_PROVIDED RECORDS_:

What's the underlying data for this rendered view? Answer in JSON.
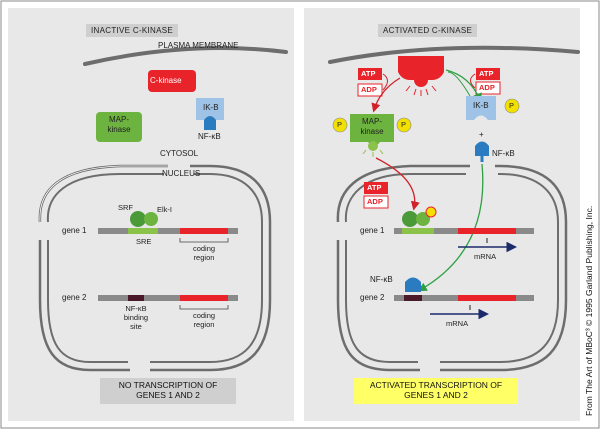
{
  "left_panel": {
    "title": "INACTIVE C-KINASE",
    "plasma_membrane": "PLASMA MEMBRANE",
    "c_kinase": "C-kinase",
    "map_kinase_1": "MAP-",
    "map_kinase_2": "kinase",
    "ik_b": "IK-B",
    "nf_kb": "NF-κB",
    "cytosol": "CYTOSOL",
    "nucleus": "NUCLEUS",
    "srf": "SRF",
    "elk": "Elk-I",
    "sre": "SRE",
    "gene1": "gene 1",
    "gene2": "gene 2",
    "coding_region_1a": "coding",
    "coding_region_1b": "region",
    "coding_region_2a": "coding",
    "coding_region_2b": "region",
    "nfkb_site_1": "NF-κB",
    "nfkb_site_2": "binding",
    "nfkb_site_3": "site",
    "footer_1": "NO TRANSCRIPTION OF",
    "footer_2": "GENES 1 AND 2"
  },
  "right_panel": {
    "title": "ACTIVATED C-KINASE",
    "atp": "ATP",
    "adp": "ADP",
    "p": "P",
    "map_kinase_1": "MAP-",
    "map_kinase_2": "kinase",
    "ik_b": "IK-B",
    "nf_kb": "NF-κB",
    "nf_kb_nuc": "NF-κB",
    "gene1": "gene 1",
    "gene2": "gene 2",
    "mrna": "mRNA",
    "plus": "+",
    "footer_1": "ACTIVATED TRANSCRIPTION OF",
    "footer_2": "GENES 1 AND 2"
  },
  "credit": "From The Art of MBoC³ © 1995 Garland Publishing, Inc.",
  "colors": {
    "panel_bg": "#e8e8e8",
    "membrane": "#6d6d6d",
    "c_kinase": "#e8232a",
    "map_kinase": "#6cb33f",
    "ikb": "#9ec3e6",
    "nfkb": "#2b7bc0",
    "phosphate": "#f2e000",
    "sre": "#8bc34a",
    "coding": "#e8232a",
    "nfkb_site": "#4a1a2a",
    "highlight": "#ffff66",
    "arrow_green": "#2ea043",
    "arrow_red": "#d0202a"
  }
}
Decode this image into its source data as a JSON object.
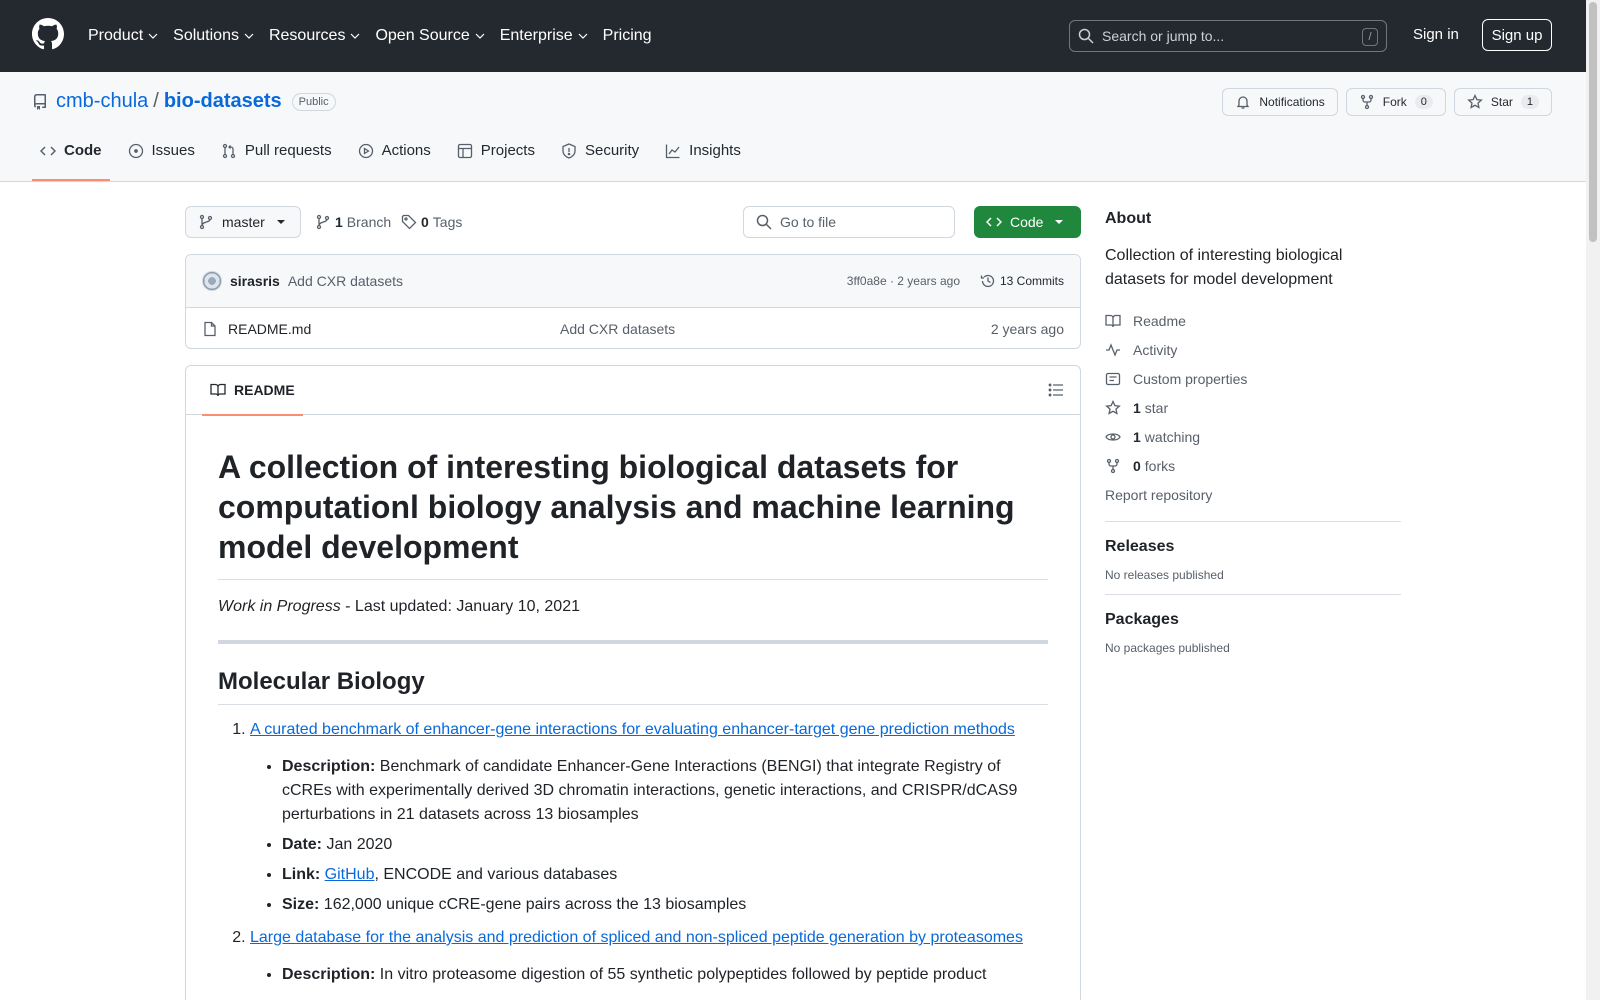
{
  "header": {
    "nav": [
      "Product",
      "Solutions",
      "Resources",
      "Open Source",
      "Enterprise",
      "Pricing"
    ],
    "search_placeholder": "Search or jump to...",
    "search_shortcut": "/",
    "signin": "Sign in",
    "signup": "Sign up"
  },
  "repo": {
    "owner": "cmb-chula",
    "separator": "/",
    "name": "bio-datasets",
    "visibility": "Public",
    "notifications": "Notifications",
    "fork_label": "Fork",
    "fork_count": "0",
    "star_label": "Star",
    "star_count": "1"
  },
  "tabs": [
    "Code",
    "Issues",
    "Pull requests",
    "Actions",
    "Projects",
    "Security",
    "Insights"
  ],
  "toolbar": {
    "branch": "master",
    "branch_count": "1",
    "branch_label": "Branch",
    "tag_count": "0",
    "tag_label": "Tags",
    "goto_placeholder": "Go to file",
    "code_button": "Code"
  },
  "commit": {
    "author": "sirasris",
    "message": "Add CXR datasets",
    "hash_age": "3ff0a8e · 2 years ago",
    "commits": "13 Commits"
  },
  "files": [
    {
      "name": "README.md",
      "message": "Add CXR datasets",
      "age": "2 years ago"
    }
  ],
  "readme": {
    "tab": "README",
    "title": "A collection of interesting biological datasets for computationl biology analysis and machine learning model development",
    "wip_italic": "Work in Progress",
    "wip_rest": " - Last updated: January 10, 2021",
    "section": "Molecular Biology",
    "items": [
      {
        "title": "A curated benchmark of enhancer-gene interactions for evaluating enhancer-target gene prediction methods",
        "desc_label": "Description:",
        "desc": " Benchmark of candidate Enhancer-Gene Interactions (BENGI) that integrate Registry of cCREs with experimentally derived 3D chromatin interactions, genetic interactions, and CRISPR/dCAS9 perturbations in 21 datasets across 13 biosamples",
        "date_label": "Date:",
        "date": " Jan 2020",
        "link_label": "Link:",
        "link_text": "GitHub",
        "link_rest": ", ENCODE and various databases",
        "size_label": "Size:",
        "size": " 162,000 unique cCRE-gene pairs across the 13 biosamples"
      },
      {
        "title": "Large database for the analysis and prediction of spliced and non-spliced peptide generation by proteasomes",
        "desc_label": "Description:",
        "desc": " In vitro proteasome digestion of 55 synthetic polypeptides followed by peptide product"
      }
    ]
  },
  "sidebar": {
    "about": "About",
    "description": "Collection of interesting biological datasets for model development",
    "links": {
      "readme": "Readme",
      "activity": "Activity",
      "custom": "Custom properties",
      "stars_count": "1",
      "stars": "star",
      "watching_count": "1",
      "watching": "watching",
      "forks_count": "0",
      "forks": "forks",
      "report": "Report repository"
    },
    "releases": "Releases",
    "no_releases": "No releases published",
    "packages": "Packages",
    "no_packages": "No packages published"
  },
  "colors": {
    "header_bg": "#24292f",
    "link": "#0969da",
    "primary": "#1f883d",
    "tab_underline": "#fd8c73"
  }
}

_TASK TO COMPLETE_:
Every record, from top to bottom, gets written out exactly; no picture goes into the copy.

_SOLUTION BELOW_:
What's the underlying data for this rendered view? Answer in JSON.
{
  "left_panel": {
    "title": "INACTIVE C-KINASE",
    "plasma_membrane": "PLASMA MEMBRANE",
    "c_kinase": "C-kinase",
    "map_kinase_1": "MAP-",
    "map_kinase_2": "kinase",
    "ik_b": "IK-B",
    "nf_kb": "NF-κB",
    "cytosol": "CYTOSOL",
    "nucleus": "NUCLEUS",
    "srf": "SRF",
    "elk": "Elk-I",
    "sre": "SRE",
    "gene1": "gene 1",
    "gene2": "gene 2",
    "coding_region_1a": "coding",
    "coding_region_1b": "region",
    "coding_region_2a": "coding",
    "coding_region_2b": "region",
    "nfkb_site_1": "NF-κB",
    "nfkb_site_2": "binding",
    "nfkb_site_3": "site",
    "footer_1": "NO TRANSCRIPTION OF",
    "footer_2": "GENES 1 AND 2"
  },
  "right_panel": {
    "title": "ACTIVATED C-KINASE",
    "atp": "ATP",
    "adp": "ADP",
    "p": "P",
    "map_kinase_1": "MAP-",
    "map_kinase_2": "kinase",
    "ik_b": "IK-B",
    "nf_kb": "NF-κB",
    "nf_kb_nuc": "NF-κB",
    "gene1": "gene 1",
    "gene2": "gene 2",
    "mrna": "mRNA",
    "plus": "+",
    "footer_1": "ACTIVATED TRANSCRIPTION OF",
    "footer_2": "GENES 1 AND 2"
  },
  "credit": "From The Art of MBoC³ © 1995 Garland Publishing, Inc.",
  "colors": {
    "panel_bg": "#e8e8e8",
    "membrane": "#6d6d6d",
    "c_kinase": "#e8232a",
    "map_kinase": "#6cb33f",
    "ikb": "#9ec3e6",
    "nfkb": "#2b7bc0",
    "phosphate": "#f2e000",
    "sre": "#8bc34a",
    "coding": "#e8232a",
    "nfkb_site": "#4a1a2a",
    "highlight": "#ffff66",
    "arrow_green": "#2ea043",
    "arrow_red": "#d0202a"
  }
}
Decode this image into its source data as a JSON object.
{
  "header": {
    "nav": [
      "Product",
      "Solutions",
      "Resources",
      "Open Source",
      "Enterprise",
      "Pricing"
    ],
    "search_placeholder": "Search or jump to...",
    "search_shortcut": "/",
    "signin": "Sign in",
    "signup": "Sign up"
  },
  "repo": {
    "owner": "cmb-chula",
    "separator": "/",
    "name": "bio-datasets",
    "visibility": "Public",
    "notifications": "Notifications",
    "fork_label": "Fork",
    "fork_count": "0",
    "star_label": "Star",
    "star_count": "1"
  },
  "tabs": [
    "Code",
    "Issues",
    "Pull requests",
    "Actions",
    "Projects",
    "Security",
    "Insights"
  ],
  "toolbar": {
    "branch": "master",
    "branch_count": "1",
    "branch_label": "Branch",
    "tag_count": "0",
    "tag_label": "Tags",
    "goto_placeholder": "Go to file",
    "code_button": "Code"
  },
  "commit": {
    "author": "sirasris",
    "message": "Add CXR datasets",
    "hash_age": "3ff0a8e · 2 years ago",
    "commits": "13 Commits"
  },
  "files": [
    {
      "name": "README.md",
      "message": "Add CXR datasets",
      "age": "2 years ago"
    }
  ],
  "readme": {
    "tab": "README",
    "title": "A collection of interesting biological datasets for computationl biology analysis and machine learning model development",
    "wip_italic": "Work in Progress",
    "wip_rest": " - Last updated: January 10, 2021",
    "section": "Molecular Biology",
    "items": [
      {
        "title": "A curated benchmark of enhancer-gene interactions for evaluating enhancer-target gene prediction methods",
        "desc_label": "Description:",
        "desc": " Benchmark of candidate Enhancer-Gene Interactions (BENGI) that integrate Registry of cCREs with experimentally derived 3D chromatin interactions, genetic interactions, and CRISPR/dCAS9 perturbations in 21 datasets across 13 biosamples",
        "date_label": "Date:",
        "date": " Jan 2020",
        "link_label": "Link:",
        "link_text": "GitHub",
        "link_rest": ", ENCODE and various databases",
        "size_label": "Size:",
        "size": " 162,000 unique cCRE-gene pairs across the 13 biosamples"
      },
      {
        "title": "Large database for the analysis and prediction of spliced and non-spliced peptide generation by proteasomes",
        "desc_label": "Description:",
        "desc": " In vitro proteasome digestion of 55 synthetic polypeptides followed by peptide product"
      }
    ]
  },
  "sidebar": {
    "about": "About",
    "description": "Collection of interesting biological datasets for model development",
    "links": {
      "readme": "Readme",
      "activity": "Activity",
      "custom": "Custom properties",
      "stars_count": "1",
      "stars": "star",
      "watching_count": "1",
      "watching": "watching",
      "forks_count": "0",
      "forks": "forks",
      "report": "Report repository"
    },
    "releases": "Releases",
    "no_releases": "No releases published",
    "packages": "Packages",
    "no_packages": "No packages published"
  },
  "colors": {
    "header_bg": "#24292f",
    "link": "#0969da",
    "primary": "#1f883d",
    "tab_underline": "#fd8c73"
  }
}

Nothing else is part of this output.